EXERCISE DIRECTIONS: In the records that follow, locate every line with "name" and extract it.

»»

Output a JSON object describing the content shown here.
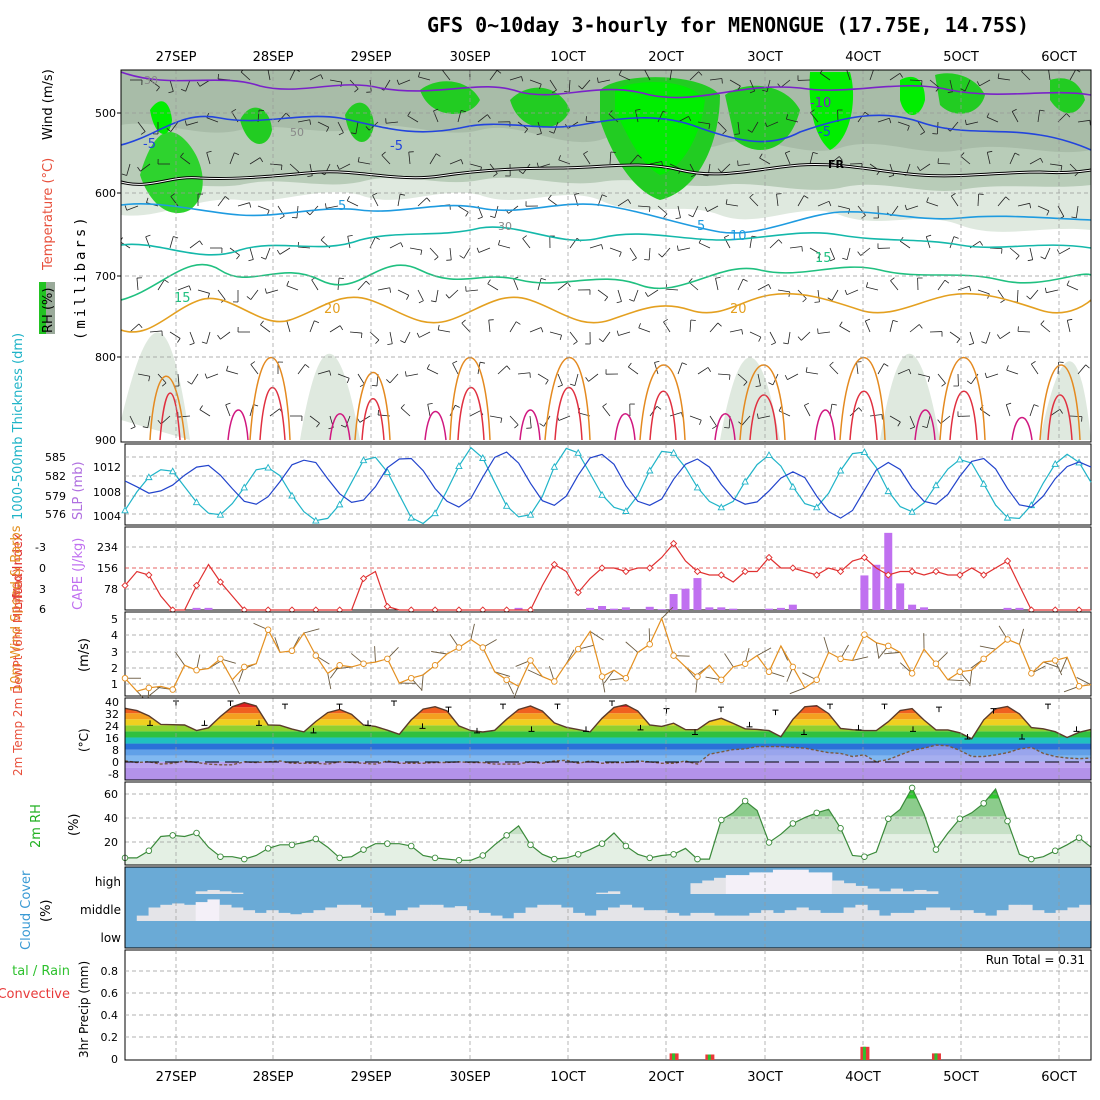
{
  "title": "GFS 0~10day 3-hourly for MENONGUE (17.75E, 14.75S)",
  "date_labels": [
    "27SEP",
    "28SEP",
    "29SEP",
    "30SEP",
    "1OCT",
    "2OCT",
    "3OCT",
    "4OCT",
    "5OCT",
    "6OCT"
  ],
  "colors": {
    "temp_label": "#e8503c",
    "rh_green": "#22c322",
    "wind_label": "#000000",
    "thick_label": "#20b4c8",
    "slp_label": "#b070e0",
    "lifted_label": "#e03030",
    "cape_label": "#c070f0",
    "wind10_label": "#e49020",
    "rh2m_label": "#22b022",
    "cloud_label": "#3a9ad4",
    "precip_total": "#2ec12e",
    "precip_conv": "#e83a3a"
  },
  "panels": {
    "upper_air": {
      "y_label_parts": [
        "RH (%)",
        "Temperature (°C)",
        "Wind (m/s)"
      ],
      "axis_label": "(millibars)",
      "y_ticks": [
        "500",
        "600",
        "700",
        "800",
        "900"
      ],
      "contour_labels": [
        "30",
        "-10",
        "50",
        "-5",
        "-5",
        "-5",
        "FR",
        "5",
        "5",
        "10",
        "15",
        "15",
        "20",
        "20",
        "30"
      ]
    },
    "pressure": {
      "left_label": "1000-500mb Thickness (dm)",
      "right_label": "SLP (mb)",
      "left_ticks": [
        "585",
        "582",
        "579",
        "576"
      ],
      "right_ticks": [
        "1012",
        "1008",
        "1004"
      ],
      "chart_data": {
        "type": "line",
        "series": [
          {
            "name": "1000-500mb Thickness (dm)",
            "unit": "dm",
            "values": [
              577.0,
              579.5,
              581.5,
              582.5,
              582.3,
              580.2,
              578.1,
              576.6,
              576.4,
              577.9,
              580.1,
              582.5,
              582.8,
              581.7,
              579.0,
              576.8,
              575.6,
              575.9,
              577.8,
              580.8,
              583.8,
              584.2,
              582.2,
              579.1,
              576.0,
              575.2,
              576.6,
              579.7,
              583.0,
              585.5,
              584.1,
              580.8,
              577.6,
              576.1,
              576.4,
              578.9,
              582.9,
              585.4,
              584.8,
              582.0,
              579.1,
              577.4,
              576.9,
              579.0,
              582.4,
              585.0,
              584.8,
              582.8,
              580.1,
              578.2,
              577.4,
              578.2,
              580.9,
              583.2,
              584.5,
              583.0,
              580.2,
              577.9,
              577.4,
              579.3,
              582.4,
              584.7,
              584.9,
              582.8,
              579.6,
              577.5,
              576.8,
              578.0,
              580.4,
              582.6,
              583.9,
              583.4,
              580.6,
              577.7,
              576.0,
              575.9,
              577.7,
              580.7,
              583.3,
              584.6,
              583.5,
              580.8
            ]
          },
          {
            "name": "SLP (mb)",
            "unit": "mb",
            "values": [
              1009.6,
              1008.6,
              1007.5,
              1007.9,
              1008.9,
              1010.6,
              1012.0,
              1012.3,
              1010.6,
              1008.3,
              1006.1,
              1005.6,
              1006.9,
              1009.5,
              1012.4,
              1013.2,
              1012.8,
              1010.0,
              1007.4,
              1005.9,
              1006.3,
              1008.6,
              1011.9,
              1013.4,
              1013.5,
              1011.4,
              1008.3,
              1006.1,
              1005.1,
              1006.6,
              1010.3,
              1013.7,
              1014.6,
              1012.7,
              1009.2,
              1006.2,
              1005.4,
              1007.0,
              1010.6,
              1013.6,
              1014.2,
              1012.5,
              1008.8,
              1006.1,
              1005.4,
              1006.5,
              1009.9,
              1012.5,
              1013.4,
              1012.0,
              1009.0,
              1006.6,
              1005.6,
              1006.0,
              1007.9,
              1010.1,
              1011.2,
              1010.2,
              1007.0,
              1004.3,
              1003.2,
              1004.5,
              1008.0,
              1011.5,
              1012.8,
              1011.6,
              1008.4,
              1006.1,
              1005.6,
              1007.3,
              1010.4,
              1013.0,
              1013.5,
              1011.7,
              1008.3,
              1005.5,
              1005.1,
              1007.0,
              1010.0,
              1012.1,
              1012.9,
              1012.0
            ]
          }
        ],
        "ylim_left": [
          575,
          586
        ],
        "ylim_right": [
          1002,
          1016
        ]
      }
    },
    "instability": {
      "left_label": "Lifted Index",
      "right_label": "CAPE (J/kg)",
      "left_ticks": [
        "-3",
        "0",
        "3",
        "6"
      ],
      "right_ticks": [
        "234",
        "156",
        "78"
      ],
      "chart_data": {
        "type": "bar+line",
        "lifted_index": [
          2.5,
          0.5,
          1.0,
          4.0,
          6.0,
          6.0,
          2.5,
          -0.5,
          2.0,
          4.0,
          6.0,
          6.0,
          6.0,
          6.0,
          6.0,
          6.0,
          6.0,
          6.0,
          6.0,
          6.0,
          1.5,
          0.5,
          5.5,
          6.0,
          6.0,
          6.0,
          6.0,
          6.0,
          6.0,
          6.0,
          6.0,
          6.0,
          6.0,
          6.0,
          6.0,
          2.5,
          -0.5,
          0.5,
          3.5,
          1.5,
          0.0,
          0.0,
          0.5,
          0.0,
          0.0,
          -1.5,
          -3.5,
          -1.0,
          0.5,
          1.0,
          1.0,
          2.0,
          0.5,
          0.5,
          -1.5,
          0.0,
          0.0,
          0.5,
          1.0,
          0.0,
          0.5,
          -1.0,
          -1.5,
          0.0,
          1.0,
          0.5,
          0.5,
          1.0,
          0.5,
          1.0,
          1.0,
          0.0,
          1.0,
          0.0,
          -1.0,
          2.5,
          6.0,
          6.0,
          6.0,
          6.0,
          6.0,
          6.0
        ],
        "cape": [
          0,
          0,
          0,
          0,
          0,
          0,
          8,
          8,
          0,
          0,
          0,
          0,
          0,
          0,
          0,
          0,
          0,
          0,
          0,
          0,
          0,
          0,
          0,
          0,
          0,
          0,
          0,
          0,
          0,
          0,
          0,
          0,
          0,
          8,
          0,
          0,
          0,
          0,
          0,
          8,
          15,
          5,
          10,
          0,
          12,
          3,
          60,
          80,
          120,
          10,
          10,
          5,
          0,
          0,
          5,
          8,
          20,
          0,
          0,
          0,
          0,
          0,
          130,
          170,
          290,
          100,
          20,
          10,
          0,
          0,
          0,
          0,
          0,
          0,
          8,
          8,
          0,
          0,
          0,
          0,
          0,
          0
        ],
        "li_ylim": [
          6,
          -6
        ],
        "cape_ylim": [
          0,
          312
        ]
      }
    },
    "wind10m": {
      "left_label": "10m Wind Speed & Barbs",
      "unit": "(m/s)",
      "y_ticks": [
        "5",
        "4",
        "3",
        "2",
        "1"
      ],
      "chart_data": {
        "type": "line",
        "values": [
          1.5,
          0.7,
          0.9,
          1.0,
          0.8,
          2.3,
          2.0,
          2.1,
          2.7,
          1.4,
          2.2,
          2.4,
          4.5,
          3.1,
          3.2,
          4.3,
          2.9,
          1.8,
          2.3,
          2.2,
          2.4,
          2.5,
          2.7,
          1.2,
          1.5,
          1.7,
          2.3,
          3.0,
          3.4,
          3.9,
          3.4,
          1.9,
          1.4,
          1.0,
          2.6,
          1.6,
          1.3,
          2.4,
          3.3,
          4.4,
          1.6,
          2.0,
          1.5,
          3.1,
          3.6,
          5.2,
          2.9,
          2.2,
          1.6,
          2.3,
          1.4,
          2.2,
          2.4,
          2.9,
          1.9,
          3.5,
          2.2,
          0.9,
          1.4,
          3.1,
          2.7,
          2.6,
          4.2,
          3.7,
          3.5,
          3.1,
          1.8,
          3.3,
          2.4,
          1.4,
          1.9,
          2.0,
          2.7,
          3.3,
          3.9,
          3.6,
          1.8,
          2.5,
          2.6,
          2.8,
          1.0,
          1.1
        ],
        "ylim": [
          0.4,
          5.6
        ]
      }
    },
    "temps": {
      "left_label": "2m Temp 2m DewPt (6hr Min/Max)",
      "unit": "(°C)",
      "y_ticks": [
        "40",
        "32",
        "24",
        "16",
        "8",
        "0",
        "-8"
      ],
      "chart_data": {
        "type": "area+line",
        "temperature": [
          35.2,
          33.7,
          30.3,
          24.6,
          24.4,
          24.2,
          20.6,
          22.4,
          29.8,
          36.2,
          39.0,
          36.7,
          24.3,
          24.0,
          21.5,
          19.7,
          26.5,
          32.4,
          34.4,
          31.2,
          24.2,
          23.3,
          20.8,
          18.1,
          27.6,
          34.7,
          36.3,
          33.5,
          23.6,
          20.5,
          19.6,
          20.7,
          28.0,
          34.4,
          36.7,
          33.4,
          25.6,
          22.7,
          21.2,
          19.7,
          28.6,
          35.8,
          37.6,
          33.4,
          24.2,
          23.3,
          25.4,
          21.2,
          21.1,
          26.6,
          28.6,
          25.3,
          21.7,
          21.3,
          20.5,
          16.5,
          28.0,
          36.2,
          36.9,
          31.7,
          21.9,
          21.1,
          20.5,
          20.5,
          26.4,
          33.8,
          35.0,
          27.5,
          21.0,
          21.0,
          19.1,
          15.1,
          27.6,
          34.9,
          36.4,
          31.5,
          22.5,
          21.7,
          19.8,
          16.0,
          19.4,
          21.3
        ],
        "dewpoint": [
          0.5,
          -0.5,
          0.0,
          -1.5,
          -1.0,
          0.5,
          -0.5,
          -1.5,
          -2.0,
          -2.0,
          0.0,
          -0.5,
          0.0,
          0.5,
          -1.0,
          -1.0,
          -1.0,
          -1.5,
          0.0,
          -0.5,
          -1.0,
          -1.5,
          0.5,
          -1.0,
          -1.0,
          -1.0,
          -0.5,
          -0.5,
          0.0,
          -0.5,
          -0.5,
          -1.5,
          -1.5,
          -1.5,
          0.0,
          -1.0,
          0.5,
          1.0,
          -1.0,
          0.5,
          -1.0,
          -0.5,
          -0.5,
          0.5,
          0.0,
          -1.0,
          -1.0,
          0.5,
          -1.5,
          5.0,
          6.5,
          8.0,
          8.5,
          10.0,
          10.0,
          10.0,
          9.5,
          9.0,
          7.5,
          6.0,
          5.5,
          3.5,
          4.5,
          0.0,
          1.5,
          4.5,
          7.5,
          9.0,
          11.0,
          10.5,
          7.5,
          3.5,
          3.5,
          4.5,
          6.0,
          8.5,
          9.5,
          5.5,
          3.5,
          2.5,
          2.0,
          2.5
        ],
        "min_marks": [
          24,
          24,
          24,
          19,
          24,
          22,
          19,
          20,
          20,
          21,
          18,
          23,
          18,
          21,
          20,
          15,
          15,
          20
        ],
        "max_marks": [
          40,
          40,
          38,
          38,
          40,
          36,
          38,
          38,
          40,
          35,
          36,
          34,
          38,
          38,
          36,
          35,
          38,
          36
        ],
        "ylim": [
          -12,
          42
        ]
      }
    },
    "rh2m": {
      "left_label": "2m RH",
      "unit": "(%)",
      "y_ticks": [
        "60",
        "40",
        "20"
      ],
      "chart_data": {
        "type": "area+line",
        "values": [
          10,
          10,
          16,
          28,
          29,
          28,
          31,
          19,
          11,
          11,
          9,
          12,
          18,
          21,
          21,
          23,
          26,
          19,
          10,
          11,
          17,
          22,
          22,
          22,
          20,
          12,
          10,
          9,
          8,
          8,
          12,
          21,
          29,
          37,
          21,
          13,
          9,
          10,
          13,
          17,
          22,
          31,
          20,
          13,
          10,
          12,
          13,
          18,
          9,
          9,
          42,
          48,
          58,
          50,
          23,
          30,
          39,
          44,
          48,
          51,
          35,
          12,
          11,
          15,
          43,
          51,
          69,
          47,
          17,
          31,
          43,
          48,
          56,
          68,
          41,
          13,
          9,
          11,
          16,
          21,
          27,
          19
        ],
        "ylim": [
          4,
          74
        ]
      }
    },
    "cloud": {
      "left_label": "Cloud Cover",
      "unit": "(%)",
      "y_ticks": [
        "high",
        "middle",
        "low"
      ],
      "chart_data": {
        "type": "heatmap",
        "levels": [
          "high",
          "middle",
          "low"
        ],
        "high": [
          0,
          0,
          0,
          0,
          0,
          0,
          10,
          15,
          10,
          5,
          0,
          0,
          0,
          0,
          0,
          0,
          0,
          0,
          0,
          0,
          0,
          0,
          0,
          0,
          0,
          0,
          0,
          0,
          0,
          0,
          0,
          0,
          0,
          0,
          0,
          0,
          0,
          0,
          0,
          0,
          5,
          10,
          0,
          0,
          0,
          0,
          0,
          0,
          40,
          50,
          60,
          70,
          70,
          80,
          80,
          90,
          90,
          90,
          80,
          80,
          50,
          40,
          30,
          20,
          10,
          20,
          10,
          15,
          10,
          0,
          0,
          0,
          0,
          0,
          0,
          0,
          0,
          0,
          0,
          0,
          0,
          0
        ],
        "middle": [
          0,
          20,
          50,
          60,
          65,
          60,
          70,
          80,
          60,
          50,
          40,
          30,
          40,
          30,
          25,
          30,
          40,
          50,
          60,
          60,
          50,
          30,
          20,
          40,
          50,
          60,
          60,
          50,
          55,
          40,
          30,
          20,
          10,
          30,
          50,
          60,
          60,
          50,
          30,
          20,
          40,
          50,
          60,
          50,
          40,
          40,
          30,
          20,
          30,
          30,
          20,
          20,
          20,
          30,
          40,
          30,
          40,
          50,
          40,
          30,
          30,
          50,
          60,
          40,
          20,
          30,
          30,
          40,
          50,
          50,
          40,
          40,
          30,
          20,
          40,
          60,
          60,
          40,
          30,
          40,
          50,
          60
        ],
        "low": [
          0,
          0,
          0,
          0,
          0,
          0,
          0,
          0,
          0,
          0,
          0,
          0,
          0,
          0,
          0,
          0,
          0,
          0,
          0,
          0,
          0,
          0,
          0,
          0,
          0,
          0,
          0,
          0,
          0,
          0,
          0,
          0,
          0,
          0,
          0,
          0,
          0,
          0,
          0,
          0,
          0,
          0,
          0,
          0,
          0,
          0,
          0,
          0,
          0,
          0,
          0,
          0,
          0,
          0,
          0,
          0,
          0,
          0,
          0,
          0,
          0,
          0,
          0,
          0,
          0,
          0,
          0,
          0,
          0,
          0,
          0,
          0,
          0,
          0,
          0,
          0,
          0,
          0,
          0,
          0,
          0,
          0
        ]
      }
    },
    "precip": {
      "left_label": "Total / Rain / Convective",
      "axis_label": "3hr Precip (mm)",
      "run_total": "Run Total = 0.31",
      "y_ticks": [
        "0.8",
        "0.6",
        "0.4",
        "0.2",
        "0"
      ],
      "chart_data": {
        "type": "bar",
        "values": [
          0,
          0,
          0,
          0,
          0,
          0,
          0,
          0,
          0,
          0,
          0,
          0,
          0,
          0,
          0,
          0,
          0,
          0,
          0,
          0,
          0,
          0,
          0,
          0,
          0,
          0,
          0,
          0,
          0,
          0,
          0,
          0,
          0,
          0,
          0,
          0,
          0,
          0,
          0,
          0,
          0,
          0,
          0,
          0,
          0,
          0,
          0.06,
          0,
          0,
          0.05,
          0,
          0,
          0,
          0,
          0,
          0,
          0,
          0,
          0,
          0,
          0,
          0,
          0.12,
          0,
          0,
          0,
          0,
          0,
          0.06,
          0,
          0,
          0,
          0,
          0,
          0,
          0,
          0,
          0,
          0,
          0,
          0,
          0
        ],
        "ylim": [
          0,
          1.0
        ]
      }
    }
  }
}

««

SOLUTION FOR THIS TASK:
            "name": "1000-500mb Thickness (dm)",
            "name": "SLP (mb)",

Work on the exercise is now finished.